**GIVEN RECORDS**.
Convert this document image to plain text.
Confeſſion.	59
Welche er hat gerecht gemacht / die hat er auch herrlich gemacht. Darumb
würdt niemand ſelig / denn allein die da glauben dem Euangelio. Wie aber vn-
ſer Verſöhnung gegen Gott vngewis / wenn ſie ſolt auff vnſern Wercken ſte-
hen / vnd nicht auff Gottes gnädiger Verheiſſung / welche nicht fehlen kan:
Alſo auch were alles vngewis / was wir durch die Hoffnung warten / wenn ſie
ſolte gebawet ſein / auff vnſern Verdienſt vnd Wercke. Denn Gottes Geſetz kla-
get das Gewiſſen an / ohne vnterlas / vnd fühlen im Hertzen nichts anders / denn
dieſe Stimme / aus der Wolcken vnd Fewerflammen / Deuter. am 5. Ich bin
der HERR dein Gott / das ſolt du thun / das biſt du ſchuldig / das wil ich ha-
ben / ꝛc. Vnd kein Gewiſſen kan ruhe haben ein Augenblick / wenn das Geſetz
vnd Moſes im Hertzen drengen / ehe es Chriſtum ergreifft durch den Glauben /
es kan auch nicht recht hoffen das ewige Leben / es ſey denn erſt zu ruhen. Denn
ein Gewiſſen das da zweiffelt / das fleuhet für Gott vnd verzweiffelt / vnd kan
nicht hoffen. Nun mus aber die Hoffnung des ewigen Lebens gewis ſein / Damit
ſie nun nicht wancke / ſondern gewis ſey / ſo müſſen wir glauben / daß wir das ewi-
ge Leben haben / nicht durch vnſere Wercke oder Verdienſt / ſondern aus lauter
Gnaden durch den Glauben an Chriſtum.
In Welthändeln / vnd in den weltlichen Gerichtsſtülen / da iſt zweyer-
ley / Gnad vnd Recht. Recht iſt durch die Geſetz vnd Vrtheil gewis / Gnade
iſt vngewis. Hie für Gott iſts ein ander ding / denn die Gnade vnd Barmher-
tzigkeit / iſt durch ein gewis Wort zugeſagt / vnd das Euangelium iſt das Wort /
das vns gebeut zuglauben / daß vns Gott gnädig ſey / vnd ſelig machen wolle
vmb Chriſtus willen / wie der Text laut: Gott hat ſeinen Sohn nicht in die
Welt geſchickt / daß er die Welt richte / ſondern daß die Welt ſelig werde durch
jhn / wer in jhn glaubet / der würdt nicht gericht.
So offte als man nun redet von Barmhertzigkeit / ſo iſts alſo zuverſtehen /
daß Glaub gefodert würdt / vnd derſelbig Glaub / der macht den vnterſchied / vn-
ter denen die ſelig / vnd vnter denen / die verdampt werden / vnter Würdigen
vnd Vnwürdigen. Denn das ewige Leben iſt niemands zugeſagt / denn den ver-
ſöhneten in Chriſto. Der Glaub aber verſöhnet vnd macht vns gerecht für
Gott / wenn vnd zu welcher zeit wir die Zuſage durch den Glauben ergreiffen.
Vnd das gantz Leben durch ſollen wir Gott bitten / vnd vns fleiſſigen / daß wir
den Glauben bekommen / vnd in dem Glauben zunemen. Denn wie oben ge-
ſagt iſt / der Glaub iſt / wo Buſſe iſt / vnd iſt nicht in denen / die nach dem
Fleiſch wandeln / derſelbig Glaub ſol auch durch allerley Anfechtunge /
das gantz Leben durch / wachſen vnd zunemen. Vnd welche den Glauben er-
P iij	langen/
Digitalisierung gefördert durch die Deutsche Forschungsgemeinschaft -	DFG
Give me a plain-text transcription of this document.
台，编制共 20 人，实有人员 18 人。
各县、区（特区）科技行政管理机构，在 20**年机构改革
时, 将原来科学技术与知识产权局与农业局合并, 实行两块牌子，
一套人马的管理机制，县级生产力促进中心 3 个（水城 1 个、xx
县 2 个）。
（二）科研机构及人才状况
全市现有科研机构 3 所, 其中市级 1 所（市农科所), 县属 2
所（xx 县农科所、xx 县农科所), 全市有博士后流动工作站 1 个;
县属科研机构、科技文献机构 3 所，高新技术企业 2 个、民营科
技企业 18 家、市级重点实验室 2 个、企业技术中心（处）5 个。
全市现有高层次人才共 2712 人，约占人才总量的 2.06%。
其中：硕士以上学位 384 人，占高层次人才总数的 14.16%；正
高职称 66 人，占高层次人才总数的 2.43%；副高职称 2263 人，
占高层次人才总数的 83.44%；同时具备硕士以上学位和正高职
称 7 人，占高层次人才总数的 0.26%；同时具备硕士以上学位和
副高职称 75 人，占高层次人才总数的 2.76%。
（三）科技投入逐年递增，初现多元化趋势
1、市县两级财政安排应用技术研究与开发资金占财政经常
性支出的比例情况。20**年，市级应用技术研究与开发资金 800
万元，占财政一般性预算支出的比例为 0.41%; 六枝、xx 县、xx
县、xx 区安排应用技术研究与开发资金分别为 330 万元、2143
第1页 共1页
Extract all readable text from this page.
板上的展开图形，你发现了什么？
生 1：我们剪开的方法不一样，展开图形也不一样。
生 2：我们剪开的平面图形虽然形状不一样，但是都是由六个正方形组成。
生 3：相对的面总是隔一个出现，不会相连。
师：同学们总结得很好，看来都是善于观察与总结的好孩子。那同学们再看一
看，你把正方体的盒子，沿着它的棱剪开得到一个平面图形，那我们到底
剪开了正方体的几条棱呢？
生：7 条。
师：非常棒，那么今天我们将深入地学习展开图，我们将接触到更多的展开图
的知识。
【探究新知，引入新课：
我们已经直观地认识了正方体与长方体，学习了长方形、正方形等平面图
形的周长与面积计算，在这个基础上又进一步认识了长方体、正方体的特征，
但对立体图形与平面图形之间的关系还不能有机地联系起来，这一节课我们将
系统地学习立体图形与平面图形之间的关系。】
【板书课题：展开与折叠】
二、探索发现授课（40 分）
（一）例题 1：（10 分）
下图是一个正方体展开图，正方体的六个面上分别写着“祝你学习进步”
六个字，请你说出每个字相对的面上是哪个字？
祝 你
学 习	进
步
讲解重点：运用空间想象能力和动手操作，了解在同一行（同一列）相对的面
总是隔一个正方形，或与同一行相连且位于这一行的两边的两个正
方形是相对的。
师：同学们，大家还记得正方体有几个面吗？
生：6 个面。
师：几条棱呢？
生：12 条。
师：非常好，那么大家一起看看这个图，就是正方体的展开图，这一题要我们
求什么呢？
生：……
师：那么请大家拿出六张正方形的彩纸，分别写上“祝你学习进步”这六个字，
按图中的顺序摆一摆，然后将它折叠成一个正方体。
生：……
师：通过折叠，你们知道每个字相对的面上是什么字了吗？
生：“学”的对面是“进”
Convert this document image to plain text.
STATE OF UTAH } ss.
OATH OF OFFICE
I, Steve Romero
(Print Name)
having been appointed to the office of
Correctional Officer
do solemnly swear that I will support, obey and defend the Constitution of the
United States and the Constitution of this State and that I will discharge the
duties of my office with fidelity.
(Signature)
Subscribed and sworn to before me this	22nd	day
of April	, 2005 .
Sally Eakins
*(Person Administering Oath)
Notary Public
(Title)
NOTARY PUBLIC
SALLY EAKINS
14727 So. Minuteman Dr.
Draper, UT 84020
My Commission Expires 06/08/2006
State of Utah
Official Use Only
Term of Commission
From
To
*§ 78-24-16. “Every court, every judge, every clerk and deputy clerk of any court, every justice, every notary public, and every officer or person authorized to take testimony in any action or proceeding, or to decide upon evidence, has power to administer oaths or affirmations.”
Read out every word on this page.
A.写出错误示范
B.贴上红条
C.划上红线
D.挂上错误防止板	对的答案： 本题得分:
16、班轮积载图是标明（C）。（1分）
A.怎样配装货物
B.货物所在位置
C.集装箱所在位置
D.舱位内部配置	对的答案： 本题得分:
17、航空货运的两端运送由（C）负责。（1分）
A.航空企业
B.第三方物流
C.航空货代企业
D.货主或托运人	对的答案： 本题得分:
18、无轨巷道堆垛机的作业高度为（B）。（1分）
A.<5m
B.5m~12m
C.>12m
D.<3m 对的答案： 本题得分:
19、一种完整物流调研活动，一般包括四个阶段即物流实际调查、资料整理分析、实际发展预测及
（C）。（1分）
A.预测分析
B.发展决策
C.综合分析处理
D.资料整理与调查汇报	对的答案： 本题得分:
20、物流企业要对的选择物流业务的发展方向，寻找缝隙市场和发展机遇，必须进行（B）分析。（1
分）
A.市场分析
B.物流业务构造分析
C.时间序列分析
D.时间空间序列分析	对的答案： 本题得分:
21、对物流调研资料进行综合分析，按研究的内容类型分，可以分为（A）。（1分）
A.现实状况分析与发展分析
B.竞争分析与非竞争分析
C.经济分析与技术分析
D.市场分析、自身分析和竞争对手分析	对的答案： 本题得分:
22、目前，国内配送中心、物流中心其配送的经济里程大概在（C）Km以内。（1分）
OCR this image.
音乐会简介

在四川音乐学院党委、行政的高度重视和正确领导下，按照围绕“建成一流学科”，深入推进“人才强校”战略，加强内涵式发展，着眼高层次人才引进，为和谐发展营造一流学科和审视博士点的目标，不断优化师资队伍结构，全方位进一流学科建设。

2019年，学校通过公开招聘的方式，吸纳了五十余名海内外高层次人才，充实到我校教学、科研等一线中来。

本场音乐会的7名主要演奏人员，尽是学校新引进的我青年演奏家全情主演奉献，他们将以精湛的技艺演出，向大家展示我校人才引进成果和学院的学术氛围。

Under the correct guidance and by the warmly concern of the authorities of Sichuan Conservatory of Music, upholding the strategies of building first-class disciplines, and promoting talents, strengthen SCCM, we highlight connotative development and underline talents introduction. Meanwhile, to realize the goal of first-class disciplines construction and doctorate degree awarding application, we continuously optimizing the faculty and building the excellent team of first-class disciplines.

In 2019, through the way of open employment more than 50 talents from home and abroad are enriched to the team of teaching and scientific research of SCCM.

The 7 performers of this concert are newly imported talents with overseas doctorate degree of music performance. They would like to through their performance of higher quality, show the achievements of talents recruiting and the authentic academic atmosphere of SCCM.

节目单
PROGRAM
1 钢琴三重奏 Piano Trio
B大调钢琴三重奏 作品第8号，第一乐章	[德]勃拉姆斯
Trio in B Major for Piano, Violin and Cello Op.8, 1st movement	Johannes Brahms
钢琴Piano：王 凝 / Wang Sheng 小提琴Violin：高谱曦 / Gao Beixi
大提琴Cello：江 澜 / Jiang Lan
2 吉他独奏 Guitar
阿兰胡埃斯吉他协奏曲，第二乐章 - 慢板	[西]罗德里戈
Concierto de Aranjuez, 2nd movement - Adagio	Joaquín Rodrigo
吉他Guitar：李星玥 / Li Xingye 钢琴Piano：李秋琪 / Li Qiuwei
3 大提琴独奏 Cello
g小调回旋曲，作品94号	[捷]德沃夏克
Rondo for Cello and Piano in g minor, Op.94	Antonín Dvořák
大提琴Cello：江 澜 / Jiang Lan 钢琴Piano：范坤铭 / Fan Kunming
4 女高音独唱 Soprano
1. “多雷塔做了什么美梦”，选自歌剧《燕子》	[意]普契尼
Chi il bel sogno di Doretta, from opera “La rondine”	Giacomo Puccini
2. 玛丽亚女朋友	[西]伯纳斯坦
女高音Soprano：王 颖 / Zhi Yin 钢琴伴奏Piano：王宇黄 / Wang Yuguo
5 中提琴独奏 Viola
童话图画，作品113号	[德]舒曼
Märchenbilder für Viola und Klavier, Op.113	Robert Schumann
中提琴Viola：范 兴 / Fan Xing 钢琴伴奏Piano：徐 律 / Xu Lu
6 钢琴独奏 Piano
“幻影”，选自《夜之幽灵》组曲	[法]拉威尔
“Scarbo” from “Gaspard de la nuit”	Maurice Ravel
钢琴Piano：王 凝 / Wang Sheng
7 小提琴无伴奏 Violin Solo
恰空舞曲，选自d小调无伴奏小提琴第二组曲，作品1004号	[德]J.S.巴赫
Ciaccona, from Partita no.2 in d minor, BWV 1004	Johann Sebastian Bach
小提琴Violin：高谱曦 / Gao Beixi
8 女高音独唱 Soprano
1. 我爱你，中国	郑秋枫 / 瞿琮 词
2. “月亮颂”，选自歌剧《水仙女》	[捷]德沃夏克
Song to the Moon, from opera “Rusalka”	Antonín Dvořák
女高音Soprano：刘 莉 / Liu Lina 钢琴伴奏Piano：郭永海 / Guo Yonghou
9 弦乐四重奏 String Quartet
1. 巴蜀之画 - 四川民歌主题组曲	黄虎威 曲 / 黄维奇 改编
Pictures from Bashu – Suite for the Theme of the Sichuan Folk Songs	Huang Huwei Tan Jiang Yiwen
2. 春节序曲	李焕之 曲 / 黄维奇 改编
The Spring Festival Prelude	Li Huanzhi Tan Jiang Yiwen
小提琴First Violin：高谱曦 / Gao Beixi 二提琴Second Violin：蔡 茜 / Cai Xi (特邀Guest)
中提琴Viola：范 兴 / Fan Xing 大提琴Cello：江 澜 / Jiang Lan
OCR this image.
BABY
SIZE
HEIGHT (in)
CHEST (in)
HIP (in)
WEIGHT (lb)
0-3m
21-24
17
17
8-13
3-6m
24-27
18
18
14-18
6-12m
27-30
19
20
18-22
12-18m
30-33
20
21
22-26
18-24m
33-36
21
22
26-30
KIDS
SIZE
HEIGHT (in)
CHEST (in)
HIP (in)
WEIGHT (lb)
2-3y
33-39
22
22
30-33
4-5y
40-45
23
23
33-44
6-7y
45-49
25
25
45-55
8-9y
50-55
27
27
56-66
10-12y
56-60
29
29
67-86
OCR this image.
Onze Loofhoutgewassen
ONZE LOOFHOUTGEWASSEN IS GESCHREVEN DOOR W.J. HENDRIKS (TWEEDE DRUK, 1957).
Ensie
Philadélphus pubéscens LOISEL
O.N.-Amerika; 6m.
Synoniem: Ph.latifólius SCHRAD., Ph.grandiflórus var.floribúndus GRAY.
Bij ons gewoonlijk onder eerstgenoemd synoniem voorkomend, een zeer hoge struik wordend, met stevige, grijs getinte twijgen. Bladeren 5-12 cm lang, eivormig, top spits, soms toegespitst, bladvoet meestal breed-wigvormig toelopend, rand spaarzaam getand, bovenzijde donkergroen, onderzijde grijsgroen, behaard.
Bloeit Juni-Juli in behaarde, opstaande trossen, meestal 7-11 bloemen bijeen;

**TASK**. Among the lines above, count those containing the word "hoffen" and give nothing but the result.

**FULL ANSWER**. 2